DATASET ROWS:
>> START

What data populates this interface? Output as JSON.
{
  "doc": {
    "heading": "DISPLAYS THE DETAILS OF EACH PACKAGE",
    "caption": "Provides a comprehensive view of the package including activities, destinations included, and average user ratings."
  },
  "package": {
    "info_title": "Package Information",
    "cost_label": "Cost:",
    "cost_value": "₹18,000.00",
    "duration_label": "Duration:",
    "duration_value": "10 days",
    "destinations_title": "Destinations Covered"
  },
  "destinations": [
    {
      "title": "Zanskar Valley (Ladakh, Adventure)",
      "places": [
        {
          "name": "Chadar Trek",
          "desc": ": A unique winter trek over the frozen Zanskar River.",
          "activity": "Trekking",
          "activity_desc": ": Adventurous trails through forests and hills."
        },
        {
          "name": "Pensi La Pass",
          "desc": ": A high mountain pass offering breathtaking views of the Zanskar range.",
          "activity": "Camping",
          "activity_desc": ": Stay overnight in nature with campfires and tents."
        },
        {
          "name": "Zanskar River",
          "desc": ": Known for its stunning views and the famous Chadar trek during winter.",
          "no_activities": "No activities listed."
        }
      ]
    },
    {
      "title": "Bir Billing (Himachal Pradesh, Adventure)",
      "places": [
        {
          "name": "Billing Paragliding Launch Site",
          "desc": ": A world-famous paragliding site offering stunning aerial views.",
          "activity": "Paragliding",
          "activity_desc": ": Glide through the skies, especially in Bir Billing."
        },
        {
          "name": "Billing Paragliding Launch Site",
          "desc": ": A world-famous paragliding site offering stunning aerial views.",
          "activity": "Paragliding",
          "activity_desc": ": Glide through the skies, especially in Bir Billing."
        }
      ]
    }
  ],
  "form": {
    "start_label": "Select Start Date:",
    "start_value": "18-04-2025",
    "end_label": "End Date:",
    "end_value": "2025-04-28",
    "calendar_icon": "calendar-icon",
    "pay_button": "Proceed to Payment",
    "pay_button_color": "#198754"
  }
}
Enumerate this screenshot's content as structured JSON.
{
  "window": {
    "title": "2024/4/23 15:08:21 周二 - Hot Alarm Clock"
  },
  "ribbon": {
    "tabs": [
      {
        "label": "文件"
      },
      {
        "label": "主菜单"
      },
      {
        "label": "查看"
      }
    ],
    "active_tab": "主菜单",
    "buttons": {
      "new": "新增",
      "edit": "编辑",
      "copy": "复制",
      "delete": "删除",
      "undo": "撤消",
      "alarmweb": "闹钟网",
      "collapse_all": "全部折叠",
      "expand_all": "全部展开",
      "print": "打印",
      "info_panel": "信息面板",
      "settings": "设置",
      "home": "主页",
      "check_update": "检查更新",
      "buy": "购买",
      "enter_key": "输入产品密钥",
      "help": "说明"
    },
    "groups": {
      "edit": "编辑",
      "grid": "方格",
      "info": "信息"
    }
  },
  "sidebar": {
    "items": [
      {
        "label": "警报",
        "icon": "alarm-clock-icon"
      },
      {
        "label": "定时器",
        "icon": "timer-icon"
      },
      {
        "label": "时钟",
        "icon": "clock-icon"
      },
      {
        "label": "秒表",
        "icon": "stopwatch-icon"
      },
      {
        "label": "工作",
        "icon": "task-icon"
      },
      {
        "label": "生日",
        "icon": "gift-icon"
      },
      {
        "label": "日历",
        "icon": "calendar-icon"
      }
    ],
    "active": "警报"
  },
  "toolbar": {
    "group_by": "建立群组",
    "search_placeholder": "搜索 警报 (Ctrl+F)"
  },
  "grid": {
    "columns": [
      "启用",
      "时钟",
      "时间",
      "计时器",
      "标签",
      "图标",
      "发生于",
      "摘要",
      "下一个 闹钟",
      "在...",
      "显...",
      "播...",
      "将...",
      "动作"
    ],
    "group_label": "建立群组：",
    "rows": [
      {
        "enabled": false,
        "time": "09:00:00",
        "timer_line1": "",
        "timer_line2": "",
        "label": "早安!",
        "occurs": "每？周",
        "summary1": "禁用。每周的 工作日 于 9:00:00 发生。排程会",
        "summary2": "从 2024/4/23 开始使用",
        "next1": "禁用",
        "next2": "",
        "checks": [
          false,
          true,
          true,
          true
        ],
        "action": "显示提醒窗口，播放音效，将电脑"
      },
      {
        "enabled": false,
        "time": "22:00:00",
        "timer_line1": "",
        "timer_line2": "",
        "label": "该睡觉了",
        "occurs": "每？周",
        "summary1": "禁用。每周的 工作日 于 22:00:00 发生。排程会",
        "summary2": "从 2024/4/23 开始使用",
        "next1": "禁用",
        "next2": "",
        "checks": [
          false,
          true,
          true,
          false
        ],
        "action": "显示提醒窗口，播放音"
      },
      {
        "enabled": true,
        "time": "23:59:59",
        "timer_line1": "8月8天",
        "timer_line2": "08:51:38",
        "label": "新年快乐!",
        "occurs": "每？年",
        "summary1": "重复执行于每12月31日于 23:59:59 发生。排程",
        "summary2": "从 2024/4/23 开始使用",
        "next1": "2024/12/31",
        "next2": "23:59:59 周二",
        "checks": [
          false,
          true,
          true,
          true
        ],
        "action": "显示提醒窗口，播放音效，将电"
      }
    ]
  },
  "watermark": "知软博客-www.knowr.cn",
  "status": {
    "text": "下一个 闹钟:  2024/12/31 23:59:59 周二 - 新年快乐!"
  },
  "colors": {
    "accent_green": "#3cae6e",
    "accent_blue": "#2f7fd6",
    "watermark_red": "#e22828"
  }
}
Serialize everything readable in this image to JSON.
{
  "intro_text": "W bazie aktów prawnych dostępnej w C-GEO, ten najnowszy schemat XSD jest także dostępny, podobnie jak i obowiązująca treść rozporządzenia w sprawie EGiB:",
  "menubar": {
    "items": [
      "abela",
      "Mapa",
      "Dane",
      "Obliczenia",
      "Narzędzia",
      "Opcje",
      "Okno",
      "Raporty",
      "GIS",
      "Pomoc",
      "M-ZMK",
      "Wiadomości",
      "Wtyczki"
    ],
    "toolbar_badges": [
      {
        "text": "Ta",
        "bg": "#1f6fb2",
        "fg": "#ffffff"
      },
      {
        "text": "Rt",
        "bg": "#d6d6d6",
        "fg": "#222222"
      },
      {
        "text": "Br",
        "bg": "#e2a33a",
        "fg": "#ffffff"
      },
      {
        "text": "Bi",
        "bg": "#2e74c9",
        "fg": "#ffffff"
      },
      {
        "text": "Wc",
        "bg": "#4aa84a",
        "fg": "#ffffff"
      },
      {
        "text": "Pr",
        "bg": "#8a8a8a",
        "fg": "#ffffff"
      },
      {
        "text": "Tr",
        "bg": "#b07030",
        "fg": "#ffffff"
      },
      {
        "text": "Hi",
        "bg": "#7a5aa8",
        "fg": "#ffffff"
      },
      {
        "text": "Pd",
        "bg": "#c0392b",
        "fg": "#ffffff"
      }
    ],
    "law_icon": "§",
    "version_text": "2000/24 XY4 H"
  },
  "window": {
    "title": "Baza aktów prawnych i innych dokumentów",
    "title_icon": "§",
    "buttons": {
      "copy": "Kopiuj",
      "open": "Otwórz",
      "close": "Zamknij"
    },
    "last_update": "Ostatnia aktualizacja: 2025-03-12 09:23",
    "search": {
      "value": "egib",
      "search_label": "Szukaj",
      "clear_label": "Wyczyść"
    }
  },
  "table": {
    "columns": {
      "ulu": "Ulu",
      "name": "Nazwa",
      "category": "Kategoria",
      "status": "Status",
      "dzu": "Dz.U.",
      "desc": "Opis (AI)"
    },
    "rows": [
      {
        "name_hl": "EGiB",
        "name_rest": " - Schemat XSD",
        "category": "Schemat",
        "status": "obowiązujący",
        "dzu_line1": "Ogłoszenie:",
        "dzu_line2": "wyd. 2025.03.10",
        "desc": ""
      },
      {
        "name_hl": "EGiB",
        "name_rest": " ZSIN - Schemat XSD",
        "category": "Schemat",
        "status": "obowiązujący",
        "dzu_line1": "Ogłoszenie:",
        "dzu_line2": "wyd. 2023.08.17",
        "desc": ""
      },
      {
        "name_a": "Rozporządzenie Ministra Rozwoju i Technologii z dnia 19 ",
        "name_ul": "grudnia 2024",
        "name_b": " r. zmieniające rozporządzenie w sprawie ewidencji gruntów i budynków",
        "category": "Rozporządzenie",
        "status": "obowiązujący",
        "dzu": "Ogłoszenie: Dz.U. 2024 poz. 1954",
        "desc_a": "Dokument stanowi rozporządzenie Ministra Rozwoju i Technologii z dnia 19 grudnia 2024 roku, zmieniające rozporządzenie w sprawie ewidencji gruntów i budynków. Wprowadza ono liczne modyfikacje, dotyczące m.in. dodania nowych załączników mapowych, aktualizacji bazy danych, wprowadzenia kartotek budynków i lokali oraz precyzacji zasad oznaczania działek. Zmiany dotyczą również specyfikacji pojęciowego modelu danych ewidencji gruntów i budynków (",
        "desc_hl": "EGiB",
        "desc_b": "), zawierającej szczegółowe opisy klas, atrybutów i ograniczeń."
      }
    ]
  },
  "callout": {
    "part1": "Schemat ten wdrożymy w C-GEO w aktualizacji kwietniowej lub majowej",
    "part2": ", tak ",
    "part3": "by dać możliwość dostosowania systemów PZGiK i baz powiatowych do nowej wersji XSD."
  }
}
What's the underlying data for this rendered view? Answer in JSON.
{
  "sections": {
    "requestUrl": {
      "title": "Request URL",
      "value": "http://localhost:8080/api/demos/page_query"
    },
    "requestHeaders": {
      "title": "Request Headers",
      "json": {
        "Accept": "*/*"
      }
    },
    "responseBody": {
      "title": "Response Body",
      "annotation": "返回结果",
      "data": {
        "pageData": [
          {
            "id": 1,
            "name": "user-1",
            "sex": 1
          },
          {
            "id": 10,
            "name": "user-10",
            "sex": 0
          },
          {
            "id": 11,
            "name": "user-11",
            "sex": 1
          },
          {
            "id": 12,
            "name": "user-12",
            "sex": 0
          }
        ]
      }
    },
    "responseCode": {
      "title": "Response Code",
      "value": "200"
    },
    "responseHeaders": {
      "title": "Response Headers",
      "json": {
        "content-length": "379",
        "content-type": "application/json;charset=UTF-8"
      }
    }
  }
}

>> END

WRITTEN TASK: Everything from the line with "What's the underlying" through the last line of the material above should be echoed exactly, and nothing else.

COMPLETED EXERCISE:
What's the underlying data for this rendered view? Answer in JSON.
{
  "sections": {
    "requestUrl": {
      "title": "Request URL",
      "value": "http://localhost:8080/api/demos/page_query"
    },
    "requestHeaders": {
      "title": "Request Headers",
      "json": {
        "Accept": "*/*"
      }
    },
    "responseBody": {
      "title": "Response Body",
      "annotation": "返回结果",
      "data": {
        "pageData": [
          {
            "id": 1,
            "name": "user-1",
            "sex": 1
          },
          {
            "id": 10,
            "name": "user-10",
            "sex": 0
          },
          {
            "id": 11,
            "name": "user-11",
            "sex": 1
          },
          {
            "id": 12,
            "name": "user-12",
            "sex": 0
          }
        ]
      }
    },
    "responseCode": {
      "title": "Response Code",
      "value": "200"
    },
    "responseHeaders": {
      "title": "Response Headers",
      "json": {
        "content-length": "379",
        "content-type": "application/json;charset=UTF-8"
      }
    }
  }
}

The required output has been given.